The lightest in texture and clearest in minerality is 2010 Picpoul de Pinet (£7.29, M&S). Though there are touches of orange, the main influences are clean melon flavours with a distinctive flinty backdrop. A little less mineral-based is 2010 Domaine Felines Picpoul de Pinet (£8.49, Waitrose), which is more substantial yet still delivers some sharp, prickly, grapefruit-based flavours. However, 2010 Finest Picpoul de Pinet (£7.29, Tesco) is a smoother and softer version, with restrained lemon and lime acidity, gentle kiwi fruit flavours and an attractive flowery backdrop.
Finally, I sampled the newly arrived 2011 Villemarin Picpoul de Pinet (£6.49, Majestic), and this too was a rather soft wine with, given its youth, surprisingly rounded tropical fruit flavours.

— Exercise directions —
Answer from the Picpoul de Pinet notes.
1. Which shop sells the 2010 Domaine Felines Picpoul de Pinet?
2. What price is listed for the 2011 Villemarin Picpoul de Pinet?
3. Which wine is called the lightest in texture and clearest in minerality?

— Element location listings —

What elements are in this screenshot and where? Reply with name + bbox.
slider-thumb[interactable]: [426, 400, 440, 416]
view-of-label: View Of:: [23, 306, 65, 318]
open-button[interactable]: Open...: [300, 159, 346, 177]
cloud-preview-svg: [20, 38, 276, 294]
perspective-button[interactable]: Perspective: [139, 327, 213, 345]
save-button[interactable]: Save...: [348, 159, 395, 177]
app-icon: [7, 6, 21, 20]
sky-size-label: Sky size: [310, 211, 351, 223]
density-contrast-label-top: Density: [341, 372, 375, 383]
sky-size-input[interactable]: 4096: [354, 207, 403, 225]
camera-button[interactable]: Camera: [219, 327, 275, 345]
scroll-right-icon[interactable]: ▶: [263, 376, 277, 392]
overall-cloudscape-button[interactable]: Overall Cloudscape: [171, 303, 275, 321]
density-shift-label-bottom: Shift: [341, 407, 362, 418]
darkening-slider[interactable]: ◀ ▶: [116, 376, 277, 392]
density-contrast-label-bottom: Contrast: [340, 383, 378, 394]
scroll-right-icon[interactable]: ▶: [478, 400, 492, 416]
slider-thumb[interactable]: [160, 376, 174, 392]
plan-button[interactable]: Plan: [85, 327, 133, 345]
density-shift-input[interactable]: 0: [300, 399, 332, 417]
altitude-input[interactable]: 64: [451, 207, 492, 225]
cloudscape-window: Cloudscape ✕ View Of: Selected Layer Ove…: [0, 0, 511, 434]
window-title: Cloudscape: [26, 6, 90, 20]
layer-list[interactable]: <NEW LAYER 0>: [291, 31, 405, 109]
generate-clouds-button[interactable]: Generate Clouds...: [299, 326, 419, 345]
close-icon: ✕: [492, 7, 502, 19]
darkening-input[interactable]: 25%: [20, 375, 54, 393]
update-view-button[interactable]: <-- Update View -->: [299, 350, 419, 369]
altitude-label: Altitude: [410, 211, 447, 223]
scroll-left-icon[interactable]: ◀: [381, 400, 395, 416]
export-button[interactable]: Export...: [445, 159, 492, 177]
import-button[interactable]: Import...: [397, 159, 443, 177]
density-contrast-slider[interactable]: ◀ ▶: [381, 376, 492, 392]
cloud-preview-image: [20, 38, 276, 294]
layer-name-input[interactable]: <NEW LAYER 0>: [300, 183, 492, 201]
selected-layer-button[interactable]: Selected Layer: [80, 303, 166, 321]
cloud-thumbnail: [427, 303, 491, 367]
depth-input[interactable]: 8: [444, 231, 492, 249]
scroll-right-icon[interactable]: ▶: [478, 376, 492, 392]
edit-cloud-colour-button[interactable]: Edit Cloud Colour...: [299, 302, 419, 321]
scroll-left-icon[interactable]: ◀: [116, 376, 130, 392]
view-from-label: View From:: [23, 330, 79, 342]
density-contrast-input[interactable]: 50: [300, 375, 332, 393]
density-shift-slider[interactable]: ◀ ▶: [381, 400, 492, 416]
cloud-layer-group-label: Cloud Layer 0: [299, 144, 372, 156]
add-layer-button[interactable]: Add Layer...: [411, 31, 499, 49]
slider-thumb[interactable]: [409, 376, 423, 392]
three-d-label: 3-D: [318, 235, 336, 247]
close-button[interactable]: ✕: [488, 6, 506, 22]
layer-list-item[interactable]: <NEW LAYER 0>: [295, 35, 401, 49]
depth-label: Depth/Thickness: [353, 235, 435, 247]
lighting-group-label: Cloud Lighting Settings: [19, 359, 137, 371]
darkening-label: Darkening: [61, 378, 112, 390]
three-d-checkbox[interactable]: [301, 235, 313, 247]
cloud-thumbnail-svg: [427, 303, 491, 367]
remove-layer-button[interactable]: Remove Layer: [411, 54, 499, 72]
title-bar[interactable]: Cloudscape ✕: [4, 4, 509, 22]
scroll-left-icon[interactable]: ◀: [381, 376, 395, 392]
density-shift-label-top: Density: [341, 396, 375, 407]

— Finished answer —
1. Waitrose
2. £6.49
3. The 2010 Picpoul de Pinet from M&S